# INFORMATION SHOWN start
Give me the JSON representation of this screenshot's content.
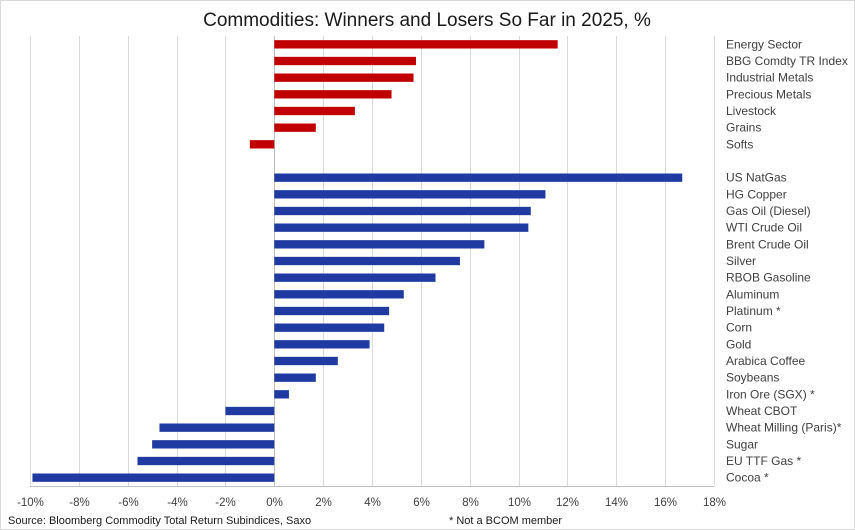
{
  "chart_data": {
    "type": "bar",
    "orientation": "horizontal",
    "title": "Commodities: Winners and Losers So Far in 2025, %",
    "xlim": [
      -10,
      18
    ],
    "x_ticks": [
      -10,
      -8,
      -6,
      -4,
      -2,
      0,
      2,
      4,
      6,
      8,
      10,
      12,
      14,
      16,
      18
    ],
    "x_tick_labels": [
      "-10%",
      "-8%",
      "-6%",
      "-4%",
      "-2%",
      "0%",
      "2%",
      "4%",
      "6%",
      "8%",
      "10%",
      "12%",
      "14%",
      "16%",
      "18%"
    ],
    "grid": "vertical",
    "category_labels_position": "right",
    "groups": [
      {
        "color": "#c00000",
        "categories": [
          "Energy Sector",
          "BBG Comdty TR Index",
          "Industrial Metals",
          "Precious Metals",
          "Livestock",
          "Grains",
          "Softs"
        ],
        "values": [
          11.6,
          5.8,
          5.7,
          4.8,
          3.3,
          1.7,
          -1.0
        ]
      },
      {
        "color": "#1f3aa0",
        "categories": [
          "US NatGas",
          "HG Copper",
          "Gas Oil (Diesel)",
          "WTI Crude Oil",
          "Brent Crude Oil",
          "Silver",
          "RBOB Gasoline",
          "Aluminum",
          "Platinum *",
          "Corn",
          "Gold",
          "Arabica Coffee",
          "Soybeans",
          "Iron Ore (SGX) *",
          "Wheat CBOT",
          "Wheat Milling (Paris)*",
          "Sugar",
          "EU TTF Gas *",
          "Cocoa *"
        ],
        "values": [
          16.7,
          11.1,
          10.5,
          10.4,
          8.6,
          7.6,
          6.6,
          5.3,
          4.7,
          4.5,
          3.9,
          2.6,
          1.7,
          0.6,
          -2.0,
          -4.7,
          -5.0,
          -5.6,
          -9.9
        ]
      }
    ]
  },
  "footer": {
    "source": "Source: Bloomberg Commodity Total Return Subindices, Saxo",
    "note": "* Not a BCOM member"
  }
}
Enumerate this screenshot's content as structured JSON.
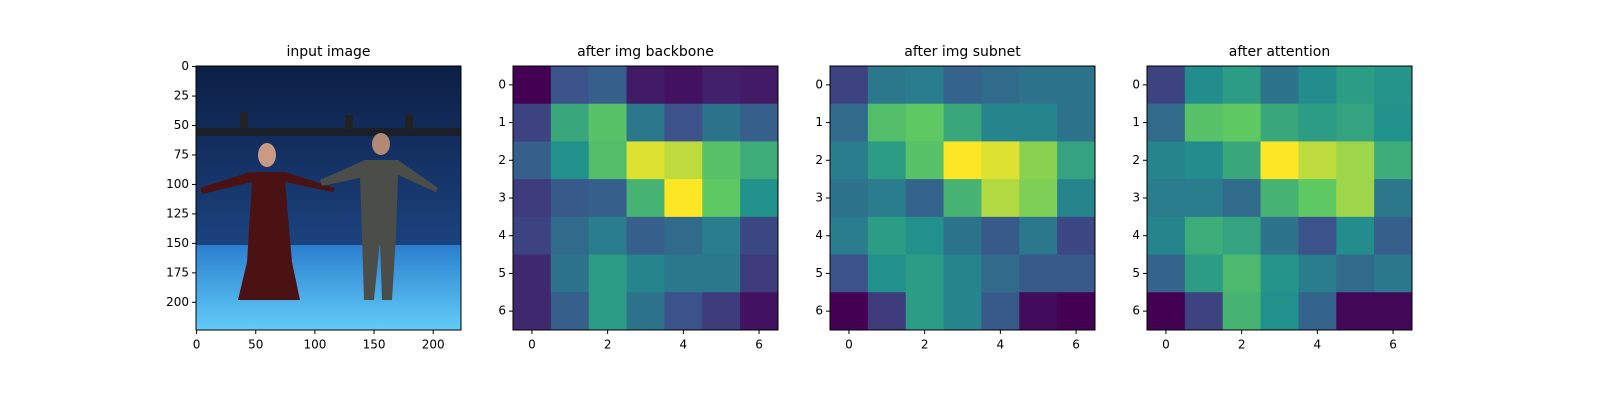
# INFORMATION SHOWN end
_REQUIREMENT_
Every line of the material is to be quoted exactly, with no pictures carried over.

_SOLUTION BELOW_
Give me the JSON representation of this screenshot's content.
{
  "chart_data": {
    "type": "bar",
    "orientation": "horizontal",
    "title": "Commodities: Winners and Losers So Far in 2025, %",
    "xlim": [
      -10,
      18
    ],
    "x_ticks": [
      -10,
      -8,
      -6,
      -4,
      -2,
      0,
      2,
      4,
      6,
      8,
      10,
      12,
      14,
      16,
      18
    ],
    "x_tick_labels": [
      "-10%",
      "-8%",
      "-6%",
      "-4%",
      "-2%",
      "0%",
      "2%",
      "4%",
      "6%",
      "8%",
      "10%",
      "12%",
      "14%",
      "16%",
      "18%"
    ],
    "grid": "vertical",
    "category_labels_position": "right",
    "groups": [
      {
        "color": "#c00000",
        "categories": [
          "Energy Sector",
          "BBG Comdty TR Index",
          "Industrial Metals",
          "Precious Metals",
          "Livestock",
          "Grains",
          "Softs"
        ],
        "values": [
          11.6,
          5.8,
          5.7,
          4.8,
          3.3,
          1.7,
          -1.0
        ]
      },
      {
        "color": "#1f3aa0",
        "categories": [
          "US NatGas",
          "HG Copper",
          "Gas Oil (Diesel)",
          "WTI Crude Oil",
          "Brent Crude Oil",
          "Silver",
          "RBOB Gasoline",
          "Aluminum",
          "Platinum *",
          "Corn",
          "Gold",
          "Arabica Coffee",
          "Soybeans",
          "Iron Ore (SGX) *",
          "Wheat CBOT",
          "Wheat Milling (Paris)*",
          "Sugar",
          "EU TTF Gas *",
          "Cocoa *"
        ],
        "values": [
          16.7,
          11.1,
          10.5,
          10.4,
          8.6,
          7.6,
          6.6,
          5.3,
          4.7,
          4.5,
          3.9,
          2.6,
          1.7,
          0.6,
          -2.0,
          -4.7,
          -5.0,
          -5.6,
          -9.9
        ]
      }
    ]
  },
  "footer": {
    "source": "Source: Bloomberg Commodity Total Return Subindices, Saxo",
    "note": "* Not a BCOM member"
  }
}
Enumerate this screenshot's content as structured JSON.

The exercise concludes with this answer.